The Ivy League has also recruited more international players, many of whom got professional experience before coming to college or grew up dreaming of playing professionally in their home country. No more than 6% of incoming first-years in the classes of 2013 through 2023 were international, based on the hometowns listed on team rosters. But at least 10% of first-years in the classes of 2024 through 2029 (this season’s first-years) have been international.
Though many of the Ivy League’s recent pros are international
players, the rise of international recruiting doesn’t completely explain the increase in pros. That’s because the increase in pros began earlier.
Despite seven future pros graduating in 2025, the Ivy League is having another strong season in 2025-26, with wins over ACC, BIG EAST and Big Ten teams. The talent around the league isn’t expected to drop off any time soon — and neither is the league’s pipeline to professional basketball careers.
“If turning pro is something that’s anywhere in your mind … this league sets you up for that,” LeBlanc said. “We spend so much time talking about how the Ivy League sets you up for life, and it does. And it also sets you up to play basketball longer if you want to.”
How professional players were counted
The IX Basketball used Her Hoop Stats to generate a list of every Ivy Leaguer who played in at least one game in their senior season. The Her Hoop Stats database goes back to the 2009-10 season, which is why this analysis begins with the class of 2010. For the class of 2021, whose senior season was canceled due to the COVID-19 pandemic, we included any senior listed on team rosters.

* [Data for analysis]
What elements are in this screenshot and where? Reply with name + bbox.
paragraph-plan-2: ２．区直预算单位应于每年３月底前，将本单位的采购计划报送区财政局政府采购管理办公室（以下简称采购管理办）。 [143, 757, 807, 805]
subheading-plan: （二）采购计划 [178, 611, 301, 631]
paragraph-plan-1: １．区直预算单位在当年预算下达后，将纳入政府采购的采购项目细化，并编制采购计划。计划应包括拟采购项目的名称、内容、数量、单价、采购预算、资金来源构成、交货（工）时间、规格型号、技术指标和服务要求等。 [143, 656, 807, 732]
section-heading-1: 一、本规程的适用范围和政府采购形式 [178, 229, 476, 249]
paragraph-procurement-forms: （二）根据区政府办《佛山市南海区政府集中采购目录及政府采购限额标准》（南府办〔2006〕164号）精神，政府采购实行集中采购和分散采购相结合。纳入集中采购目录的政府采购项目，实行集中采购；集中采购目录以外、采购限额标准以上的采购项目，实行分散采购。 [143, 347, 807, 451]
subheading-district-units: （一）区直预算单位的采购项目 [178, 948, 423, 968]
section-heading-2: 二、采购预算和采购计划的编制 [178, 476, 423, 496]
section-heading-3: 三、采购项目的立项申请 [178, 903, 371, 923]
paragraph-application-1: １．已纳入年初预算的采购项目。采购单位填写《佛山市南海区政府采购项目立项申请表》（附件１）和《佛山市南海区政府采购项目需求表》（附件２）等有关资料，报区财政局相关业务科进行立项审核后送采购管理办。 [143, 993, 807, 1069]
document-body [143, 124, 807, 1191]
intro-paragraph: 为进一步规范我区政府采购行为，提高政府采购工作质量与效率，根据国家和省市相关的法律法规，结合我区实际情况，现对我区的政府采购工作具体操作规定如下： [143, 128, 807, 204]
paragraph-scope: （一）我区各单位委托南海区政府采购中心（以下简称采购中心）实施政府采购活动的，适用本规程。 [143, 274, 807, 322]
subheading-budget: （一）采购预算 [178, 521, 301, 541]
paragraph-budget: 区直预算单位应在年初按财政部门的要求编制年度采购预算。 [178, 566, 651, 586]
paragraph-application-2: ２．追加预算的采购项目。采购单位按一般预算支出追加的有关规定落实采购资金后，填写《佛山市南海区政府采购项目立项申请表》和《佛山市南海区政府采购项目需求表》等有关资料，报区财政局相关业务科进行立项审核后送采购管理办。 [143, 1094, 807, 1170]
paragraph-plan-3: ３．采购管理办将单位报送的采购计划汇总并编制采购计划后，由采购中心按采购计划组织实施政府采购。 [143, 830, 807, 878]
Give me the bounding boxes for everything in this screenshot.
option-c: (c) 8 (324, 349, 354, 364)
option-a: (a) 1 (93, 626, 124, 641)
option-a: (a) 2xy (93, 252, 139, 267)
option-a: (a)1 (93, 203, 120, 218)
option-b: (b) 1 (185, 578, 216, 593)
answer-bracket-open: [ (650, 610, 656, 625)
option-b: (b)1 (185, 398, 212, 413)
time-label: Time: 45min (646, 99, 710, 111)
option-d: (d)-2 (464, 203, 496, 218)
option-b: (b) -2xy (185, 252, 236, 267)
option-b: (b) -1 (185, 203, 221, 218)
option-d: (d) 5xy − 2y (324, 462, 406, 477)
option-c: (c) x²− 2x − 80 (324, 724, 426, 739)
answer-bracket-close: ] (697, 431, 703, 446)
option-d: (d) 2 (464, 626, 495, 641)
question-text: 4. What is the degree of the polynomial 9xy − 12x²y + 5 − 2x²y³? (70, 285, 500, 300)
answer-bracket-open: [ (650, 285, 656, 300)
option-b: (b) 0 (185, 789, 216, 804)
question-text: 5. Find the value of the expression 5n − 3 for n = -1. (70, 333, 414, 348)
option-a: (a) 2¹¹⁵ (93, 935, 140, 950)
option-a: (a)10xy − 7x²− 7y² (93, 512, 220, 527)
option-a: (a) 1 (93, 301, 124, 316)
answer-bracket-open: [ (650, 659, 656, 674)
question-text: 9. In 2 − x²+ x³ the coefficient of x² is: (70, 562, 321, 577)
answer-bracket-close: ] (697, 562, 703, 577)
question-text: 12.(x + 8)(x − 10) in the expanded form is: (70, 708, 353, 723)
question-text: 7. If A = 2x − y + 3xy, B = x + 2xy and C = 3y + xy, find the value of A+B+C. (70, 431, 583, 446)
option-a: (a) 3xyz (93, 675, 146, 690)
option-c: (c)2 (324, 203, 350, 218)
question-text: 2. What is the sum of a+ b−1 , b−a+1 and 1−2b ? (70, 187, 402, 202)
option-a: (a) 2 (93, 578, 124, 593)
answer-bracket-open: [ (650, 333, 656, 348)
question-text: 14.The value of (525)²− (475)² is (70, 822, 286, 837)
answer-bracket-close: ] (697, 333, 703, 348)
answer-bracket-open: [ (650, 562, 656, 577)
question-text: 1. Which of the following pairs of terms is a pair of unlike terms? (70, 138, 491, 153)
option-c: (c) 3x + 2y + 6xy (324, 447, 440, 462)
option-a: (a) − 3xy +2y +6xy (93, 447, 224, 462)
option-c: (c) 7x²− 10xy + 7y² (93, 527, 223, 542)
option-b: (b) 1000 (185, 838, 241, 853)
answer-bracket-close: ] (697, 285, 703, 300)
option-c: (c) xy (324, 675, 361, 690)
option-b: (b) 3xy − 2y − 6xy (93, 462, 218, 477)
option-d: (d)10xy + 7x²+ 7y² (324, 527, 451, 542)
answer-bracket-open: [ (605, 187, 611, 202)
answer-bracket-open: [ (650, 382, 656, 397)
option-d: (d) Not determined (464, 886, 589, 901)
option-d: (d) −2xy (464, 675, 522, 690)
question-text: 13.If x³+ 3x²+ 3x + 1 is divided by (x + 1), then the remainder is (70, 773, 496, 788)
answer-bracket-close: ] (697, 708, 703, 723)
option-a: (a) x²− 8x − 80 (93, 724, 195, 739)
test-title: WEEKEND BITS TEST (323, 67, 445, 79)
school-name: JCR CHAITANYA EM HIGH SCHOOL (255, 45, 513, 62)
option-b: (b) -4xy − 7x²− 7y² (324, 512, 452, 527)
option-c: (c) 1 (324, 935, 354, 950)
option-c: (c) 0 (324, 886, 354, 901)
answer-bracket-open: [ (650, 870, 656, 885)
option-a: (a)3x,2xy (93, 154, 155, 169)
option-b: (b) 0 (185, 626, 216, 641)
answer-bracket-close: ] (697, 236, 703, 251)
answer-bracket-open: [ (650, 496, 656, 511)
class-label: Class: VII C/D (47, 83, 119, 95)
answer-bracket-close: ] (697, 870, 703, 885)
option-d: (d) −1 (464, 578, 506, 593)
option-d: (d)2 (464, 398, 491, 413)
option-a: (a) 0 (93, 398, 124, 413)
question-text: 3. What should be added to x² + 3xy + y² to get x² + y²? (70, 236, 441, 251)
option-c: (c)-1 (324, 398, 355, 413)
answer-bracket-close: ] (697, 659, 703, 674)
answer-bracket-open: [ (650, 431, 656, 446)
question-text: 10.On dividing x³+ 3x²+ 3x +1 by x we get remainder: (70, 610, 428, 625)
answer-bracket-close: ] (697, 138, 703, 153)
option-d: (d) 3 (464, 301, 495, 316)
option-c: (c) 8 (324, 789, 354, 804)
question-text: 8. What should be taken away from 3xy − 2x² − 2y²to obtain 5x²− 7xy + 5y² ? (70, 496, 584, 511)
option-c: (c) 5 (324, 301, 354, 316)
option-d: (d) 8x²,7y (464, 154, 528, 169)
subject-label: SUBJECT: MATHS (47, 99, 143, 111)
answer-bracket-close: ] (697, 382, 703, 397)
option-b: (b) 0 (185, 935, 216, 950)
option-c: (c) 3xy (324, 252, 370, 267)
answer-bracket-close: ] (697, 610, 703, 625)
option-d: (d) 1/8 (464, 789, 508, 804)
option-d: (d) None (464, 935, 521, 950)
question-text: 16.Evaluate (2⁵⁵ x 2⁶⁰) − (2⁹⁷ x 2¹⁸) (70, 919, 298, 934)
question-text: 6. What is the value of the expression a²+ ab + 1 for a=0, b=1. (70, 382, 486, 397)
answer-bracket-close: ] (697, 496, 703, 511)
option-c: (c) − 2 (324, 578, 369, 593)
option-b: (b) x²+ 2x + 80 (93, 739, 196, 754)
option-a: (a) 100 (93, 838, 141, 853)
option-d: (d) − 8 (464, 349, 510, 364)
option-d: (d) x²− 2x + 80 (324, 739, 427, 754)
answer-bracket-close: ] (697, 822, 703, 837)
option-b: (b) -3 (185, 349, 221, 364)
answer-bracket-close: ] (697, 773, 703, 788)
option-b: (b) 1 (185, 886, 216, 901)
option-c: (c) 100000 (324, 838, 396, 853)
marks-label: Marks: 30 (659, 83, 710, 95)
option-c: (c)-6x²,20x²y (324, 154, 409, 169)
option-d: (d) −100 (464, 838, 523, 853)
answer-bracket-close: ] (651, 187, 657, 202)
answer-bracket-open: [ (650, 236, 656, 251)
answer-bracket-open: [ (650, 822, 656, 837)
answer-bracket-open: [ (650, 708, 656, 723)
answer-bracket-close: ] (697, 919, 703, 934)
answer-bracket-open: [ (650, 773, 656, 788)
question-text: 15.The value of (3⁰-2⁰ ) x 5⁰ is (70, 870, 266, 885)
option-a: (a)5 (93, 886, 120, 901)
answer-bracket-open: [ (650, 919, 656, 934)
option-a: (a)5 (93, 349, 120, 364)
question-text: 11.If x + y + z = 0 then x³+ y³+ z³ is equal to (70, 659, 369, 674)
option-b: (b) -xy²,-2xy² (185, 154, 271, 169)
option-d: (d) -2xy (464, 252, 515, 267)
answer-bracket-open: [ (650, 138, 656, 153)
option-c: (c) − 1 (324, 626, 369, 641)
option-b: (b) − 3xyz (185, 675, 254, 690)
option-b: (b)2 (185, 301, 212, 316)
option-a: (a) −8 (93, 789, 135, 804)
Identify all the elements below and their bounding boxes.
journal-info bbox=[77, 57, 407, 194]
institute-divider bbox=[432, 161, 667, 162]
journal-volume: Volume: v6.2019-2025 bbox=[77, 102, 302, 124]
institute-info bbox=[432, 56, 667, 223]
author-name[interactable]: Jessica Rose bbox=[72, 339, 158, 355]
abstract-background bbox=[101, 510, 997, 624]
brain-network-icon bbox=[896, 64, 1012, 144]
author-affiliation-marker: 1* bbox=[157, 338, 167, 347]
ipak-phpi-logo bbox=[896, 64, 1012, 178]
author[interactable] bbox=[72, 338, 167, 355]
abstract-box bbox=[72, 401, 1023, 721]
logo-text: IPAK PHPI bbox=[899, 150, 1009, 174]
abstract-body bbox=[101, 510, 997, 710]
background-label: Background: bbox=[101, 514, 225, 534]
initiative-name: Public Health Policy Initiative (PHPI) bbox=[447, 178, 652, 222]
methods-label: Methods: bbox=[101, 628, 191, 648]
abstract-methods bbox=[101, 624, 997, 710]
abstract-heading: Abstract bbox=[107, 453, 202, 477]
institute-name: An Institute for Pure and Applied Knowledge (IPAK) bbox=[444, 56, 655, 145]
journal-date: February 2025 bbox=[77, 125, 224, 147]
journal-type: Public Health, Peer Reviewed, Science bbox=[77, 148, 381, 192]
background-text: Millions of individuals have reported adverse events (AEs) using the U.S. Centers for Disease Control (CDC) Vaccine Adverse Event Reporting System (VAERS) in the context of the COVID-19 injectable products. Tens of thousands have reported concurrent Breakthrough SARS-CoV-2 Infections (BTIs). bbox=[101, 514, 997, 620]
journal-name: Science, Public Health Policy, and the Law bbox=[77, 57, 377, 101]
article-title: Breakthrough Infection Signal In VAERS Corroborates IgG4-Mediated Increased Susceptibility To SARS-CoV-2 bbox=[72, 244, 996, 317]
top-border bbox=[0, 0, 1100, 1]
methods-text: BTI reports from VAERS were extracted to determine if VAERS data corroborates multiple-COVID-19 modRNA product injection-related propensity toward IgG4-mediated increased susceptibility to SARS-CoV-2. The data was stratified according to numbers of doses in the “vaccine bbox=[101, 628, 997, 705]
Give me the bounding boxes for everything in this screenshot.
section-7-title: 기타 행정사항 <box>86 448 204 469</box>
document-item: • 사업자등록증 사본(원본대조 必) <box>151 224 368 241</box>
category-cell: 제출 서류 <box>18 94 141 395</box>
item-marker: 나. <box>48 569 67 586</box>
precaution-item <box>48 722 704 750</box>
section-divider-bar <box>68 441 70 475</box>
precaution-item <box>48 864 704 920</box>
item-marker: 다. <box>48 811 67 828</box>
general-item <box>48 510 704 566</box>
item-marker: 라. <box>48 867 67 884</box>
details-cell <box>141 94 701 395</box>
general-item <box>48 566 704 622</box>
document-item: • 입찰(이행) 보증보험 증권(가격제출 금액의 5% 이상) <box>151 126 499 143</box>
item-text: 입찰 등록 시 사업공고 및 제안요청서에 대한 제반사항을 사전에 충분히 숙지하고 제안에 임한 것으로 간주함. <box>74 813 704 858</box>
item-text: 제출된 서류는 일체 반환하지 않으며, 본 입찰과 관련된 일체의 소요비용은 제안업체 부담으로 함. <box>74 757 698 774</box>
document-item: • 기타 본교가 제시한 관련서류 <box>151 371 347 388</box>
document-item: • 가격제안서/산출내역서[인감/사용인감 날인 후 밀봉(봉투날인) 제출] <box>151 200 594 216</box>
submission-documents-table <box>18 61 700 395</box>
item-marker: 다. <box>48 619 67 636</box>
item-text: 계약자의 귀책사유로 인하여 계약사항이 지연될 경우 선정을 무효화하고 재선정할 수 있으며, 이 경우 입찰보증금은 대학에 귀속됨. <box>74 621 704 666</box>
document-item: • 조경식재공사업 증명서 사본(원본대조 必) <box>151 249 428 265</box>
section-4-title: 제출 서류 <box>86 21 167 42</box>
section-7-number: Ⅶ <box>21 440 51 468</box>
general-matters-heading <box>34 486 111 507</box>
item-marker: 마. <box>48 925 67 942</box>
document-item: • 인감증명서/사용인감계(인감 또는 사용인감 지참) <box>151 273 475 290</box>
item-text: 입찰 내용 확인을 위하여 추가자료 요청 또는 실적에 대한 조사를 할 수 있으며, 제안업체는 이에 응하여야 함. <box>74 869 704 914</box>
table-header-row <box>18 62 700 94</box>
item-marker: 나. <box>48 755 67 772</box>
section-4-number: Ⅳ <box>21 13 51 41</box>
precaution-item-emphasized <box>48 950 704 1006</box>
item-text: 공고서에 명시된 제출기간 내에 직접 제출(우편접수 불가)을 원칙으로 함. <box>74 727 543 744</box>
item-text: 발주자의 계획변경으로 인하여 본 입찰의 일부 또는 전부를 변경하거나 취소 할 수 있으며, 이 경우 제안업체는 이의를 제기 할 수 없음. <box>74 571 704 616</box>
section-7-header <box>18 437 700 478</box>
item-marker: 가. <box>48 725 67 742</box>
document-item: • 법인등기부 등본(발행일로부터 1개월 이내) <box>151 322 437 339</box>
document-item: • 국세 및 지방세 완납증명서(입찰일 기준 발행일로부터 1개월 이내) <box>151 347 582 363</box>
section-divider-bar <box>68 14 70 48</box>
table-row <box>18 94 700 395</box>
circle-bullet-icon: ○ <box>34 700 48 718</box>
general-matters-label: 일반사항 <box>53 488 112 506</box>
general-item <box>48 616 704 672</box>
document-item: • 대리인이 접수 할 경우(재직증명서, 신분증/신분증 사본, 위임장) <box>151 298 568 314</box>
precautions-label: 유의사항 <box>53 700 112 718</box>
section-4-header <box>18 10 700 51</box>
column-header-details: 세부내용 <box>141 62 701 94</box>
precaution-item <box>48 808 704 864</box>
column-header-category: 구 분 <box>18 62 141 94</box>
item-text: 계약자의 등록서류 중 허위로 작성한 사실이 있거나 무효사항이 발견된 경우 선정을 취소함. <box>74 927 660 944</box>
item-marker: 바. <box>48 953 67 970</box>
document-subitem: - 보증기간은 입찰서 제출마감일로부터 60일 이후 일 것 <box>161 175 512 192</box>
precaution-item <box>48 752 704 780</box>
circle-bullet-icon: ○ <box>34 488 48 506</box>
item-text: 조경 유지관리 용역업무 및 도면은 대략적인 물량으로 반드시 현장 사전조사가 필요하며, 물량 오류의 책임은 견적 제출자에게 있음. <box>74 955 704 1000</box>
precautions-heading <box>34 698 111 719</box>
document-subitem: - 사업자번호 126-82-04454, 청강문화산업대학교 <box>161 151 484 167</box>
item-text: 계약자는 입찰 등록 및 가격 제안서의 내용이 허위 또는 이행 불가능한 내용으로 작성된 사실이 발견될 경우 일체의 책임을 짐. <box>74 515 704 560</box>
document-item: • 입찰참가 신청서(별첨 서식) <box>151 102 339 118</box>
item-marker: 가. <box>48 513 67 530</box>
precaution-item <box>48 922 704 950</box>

* [Assigned task 1]
In the text on Ivy League basketball, which conferences does the Ivy League have wins over in the 2025-26 season?
* [Assigned task 2]
Carry on the text on Ivy League players turning pro, picking up after its final sentence.
The rows have no connection to the text about Ivy League basketball.

* [Written response 1]
ACC, BIG EAST and Big Ten

* [Written response 2]
A few recent seniors are still playing college basketball as graduate transfers or finishing their undergraduate degrees after exhausting their athletic eligibility. We dropped them from the list because it is still unclear whether they will play professionally after graduation.
The IX Basketball then searched each player from the list on the EuroBasket website to determine whether they continued their career anywhere in the world after college. We did not count any professional seasons before enrolling in college.
This method only looks at 5×5 professional basketball, not 3×3. It also does not account for players who competed for their national team after graduation but did not play in a professional league.
Active players are defined as those who have played in any professional game in 2025, competed in a WNBA training camp in 2025 or signed with a professional team for 2025-26.
The IX Basketball’s Jacob Mox contributed to this analysis.